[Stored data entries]
◇ ◇ ◇ ◇ ◇

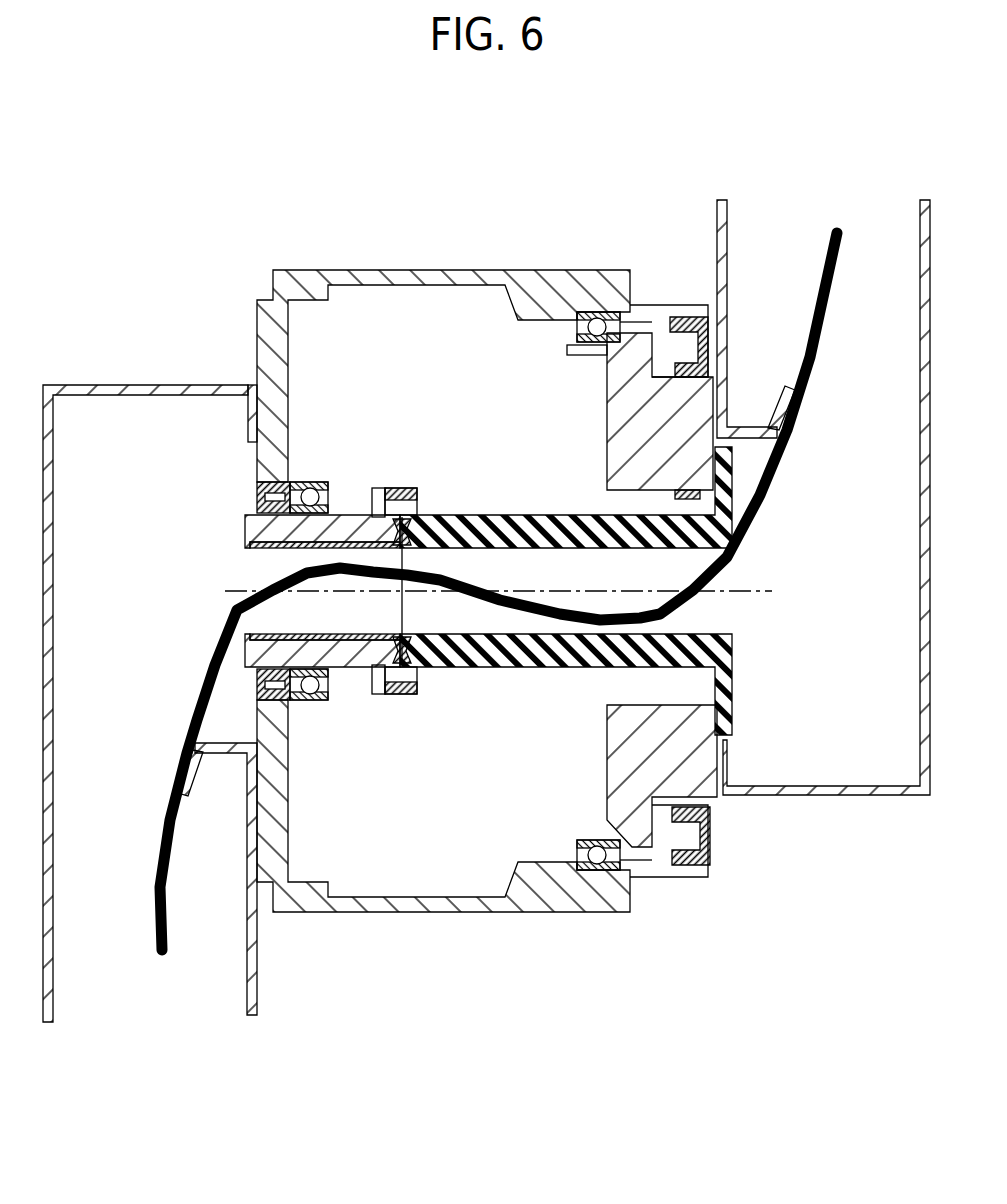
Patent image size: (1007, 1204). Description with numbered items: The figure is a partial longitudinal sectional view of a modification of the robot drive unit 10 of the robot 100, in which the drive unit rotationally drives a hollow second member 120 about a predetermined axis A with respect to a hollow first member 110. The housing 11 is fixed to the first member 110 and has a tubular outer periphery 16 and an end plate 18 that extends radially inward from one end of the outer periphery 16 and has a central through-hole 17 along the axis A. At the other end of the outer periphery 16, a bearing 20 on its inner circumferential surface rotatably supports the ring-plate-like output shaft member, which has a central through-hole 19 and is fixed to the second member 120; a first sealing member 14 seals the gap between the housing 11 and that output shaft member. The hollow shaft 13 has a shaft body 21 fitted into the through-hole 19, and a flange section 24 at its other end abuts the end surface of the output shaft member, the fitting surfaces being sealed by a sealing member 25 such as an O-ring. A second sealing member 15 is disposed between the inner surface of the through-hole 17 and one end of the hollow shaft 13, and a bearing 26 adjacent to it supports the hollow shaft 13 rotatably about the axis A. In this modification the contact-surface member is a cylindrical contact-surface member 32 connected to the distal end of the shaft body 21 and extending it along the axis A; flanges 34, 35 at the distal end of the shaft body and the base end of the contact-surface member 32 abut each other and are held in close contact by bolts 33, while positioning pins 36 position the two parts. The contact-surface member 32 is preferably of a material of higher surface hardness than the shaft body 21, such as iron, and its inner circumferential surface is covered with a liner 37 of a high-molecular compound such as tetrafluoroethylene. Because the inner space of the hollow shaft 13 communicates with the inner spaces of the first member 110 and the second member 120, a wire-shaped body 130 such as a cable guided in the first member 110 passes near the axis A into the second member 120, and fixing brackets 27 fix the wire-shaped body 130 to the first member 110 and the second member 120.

The robot 100 is at (126, 166).
The robot drive unit 10 is at (232, 248).
The housing 11 is at (402, 926).
The hollow shaft 13 is at (535, 682).
The first sealing member 14 is at (712, 832).
The second sealing member 15 is at (314, 735).
The outer periphery 16 is at (437, 328).
The through-hole 17 is at (257, 497).
The end plate 18 is at (256, 318).
The through-hole 19 is at (690, 494).
The bearing 20 is at (597, 310).
The shaft body 21 is at (501, 516).
The flange section 24 is at (700, 745).
The sealing member 25 is at (735, 650).
The bearing 26 is at (275, 692).
The fixing brackets 27 is at (772, 410).
The contact-surface member 32 is at (360, 514).
The bolts 33 is at (378, 487).
The flange 34 is at (405, 487).
The flange 35 is at (400, 695).
The positioning pins 36 is at (408, 540).
The liner 37 is at (250, 546).
The first member 110 is at (73, 384).
The second member 120 is at (880, 796).
The wire-shaped body 130 is at (815, 372).
The axis A is at (760, 590).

◇ ◇ ◇ ◇ ◇

## Task details
Return the text lines of the entries above word for word, omitting the pictures.

## Answer in full
Patent image size: (1007, 1204). Description with numbered items: The figure is a partial longitudinal sectional view of a modification of the robot drive unit 10 of the robot 100, in which the drive unit rotationally drives a hollow second member 120 about a predetermined axis A with respect to a hollow first member 110. The housing 11 is fixed to the first member 110 and has a tubular outer periphery 16 and an end plate 18 that extends radially inward from one end of the outer periphery 16 and has a central through-hole 17 along the axis A. At the other end of the outer periphery 16, a bearing 20 on its inner circumferential surface rotatably supports the ring-plate-like output shaft member, which has a central through-hole 19 and is fixed to the second member 120; a first sealing member 14 seals the gap between the housing 11 and that output shaft member. The hollow shaft 13 has a shaft body 21 fitted into the through-hole 19, and a flange section 24 at its other end abuts the end surface of the output shaft member, the fitting surfaces being sealed by a sealing member 25 such as an O-ring. A second sealing member 15 is disposed between the inner surface of the through-hole 17 and one end of the hollow shaft 13, and a bearing 26 adjacent to it supports the hollow shaft 13 rotatably about the axis A. In this modification the contact-surface member is a cylindrical contact-surface member 32 connected to the distal end of the shaft body 21 and extending it along the axis A; flanges 34, 35 at the distal end of the shaft body and the base end of the contact-surface member 32 abut each other and are held in close contact by bolts 33, while positioning pins 36 position the two parts. The contact-surface member 32 is preferably of a material of higher surface hardness than the shaft body 21, such as iron, and its inner circumferential surface is covered with a liner 37 of a high-molecular compound such as tetrafluoroethylene. Because the inner space of the hollow shaft 13 communicates with the inner spaces of the first member 110 and the second member 120, a wire-shaped body 130 such as a cable guided in the first member 110 passes near the axis A into the second member 120, and fixing brackets 27 fix the wire-shaped body 130 to the first member 110 and the second member 120.

The robot 100 is at (126, 166).
The robot drive unit 10 is at (232, 248).
The housing 11 is at (402, 926).
The hollow shaft 13 is at (535, 682).
The first sealing member 14 is at (712, 832).
The second sealing member 15 is at (314, 735).
The outer periphery 16 is at (437, 328).
The through-hole 17 is at (257, 497).
The end plate 18 is at (256, 318).
The through-hole 19 is at (690, 494).
The bearing 20 is at (597, 310).
The shaft body 21 is at (501, 516).
The flange section 24 is at (700, 745).
The sealing member 25 is at (735, 650).
The bearing 26 is at (275, 692).
The fixing brackets 27 is at (772, 410).
The contact-surface member 32 is at (360, 514).
The bolts 33 is at (378, 487).
The flange 34 is at (405, 487).
The flange 35 is at (400, 695).
The positioning pins 36 is at (408, 540).
The liner 37 is at (250, 546).
The first member 110 is at (73, 384).
The second member 120 is at (880, 796).
The wire-shaped body 130 is at (815, 372).
The axis A is at (760, 590).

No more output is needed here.